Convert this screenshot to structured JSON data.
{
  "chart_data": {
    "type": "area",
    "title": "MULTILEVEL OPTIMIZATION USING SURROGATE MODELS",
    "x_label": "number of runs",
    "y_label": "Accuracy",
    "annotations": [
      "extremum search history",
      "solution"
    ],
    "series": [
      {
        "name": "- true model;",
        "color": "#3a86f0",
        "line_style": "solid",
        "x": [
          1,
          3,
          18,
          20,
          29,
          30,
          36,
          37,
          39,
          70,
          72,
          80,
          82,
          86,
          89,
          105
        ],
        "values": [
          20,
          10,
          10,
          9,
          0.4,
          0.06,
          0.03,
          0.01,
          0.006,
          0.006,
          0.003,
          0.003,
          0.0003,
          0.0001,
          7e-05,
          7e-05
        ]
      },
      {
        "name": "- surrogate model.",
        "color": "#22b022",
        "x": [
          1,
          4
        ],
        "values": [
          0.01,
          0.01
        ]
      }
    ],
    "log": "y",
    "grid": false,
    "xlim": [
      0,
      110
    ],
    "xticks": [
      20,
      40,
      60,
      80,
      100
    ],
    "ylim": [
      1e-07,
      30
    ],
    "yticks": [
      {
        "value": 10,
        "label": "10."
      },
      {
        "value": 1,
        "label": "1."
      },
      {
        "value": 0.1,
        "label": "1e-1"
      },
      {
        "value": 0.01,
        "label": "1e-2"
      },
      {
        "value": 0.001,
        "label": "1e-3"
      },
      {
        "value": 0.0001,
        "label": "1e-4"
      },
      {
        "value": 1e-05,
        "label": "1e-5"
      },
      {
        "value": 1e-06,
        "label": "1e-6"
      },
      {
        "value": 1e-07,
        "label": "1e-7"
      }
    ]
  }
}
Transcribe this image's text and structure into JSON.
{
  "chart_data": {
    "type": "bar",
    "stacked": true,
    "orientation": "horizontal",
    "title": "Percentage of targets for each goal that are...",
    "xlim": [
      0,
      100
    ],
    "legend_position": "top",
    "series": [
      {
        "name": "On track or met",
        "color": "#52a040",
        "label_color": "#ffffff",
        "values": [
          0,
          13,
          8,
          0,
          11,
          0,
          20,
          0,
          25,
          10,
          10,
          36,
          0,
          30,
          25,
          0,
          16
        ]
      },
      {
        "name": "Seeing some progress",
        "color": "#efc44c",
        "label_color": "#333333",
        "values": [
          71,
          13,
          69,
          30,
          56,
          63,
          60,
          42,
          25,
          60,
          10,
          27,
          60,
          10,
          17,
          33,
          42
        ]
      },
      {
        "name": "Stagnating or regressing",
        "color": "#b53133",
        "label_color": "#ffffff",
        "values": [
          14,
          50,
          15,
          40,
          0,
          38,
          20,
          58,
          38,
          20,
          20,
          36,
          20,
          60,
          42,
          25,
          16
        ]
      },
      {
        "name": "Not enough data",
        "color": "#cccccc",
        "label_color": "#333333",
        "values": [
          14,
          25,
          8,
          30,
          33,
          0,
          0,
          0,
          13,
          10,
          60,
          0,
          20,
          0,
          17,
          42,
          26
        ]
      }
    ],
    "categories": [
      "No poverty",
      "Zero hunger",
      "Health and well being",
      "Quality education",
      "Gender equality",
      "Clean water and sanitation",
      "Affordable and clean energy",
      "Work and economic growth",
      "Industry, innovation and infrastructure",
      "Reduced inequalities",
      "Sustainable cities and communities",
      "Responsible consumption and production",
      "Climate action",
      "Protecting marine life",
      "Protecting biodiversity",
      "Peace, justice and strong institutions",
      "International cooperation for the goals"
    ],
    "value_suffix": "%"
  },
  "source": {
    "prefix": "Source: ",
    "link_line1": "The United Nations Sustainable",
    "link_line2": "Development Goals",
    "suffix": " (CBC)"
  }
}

|---|

[Problem to work on] Locate all lines holding the word "Sustainable", then copy them out.

[Response to the task]
      "Sustainable cities and communities",
    "link_line1": "The United Nations Sustainable",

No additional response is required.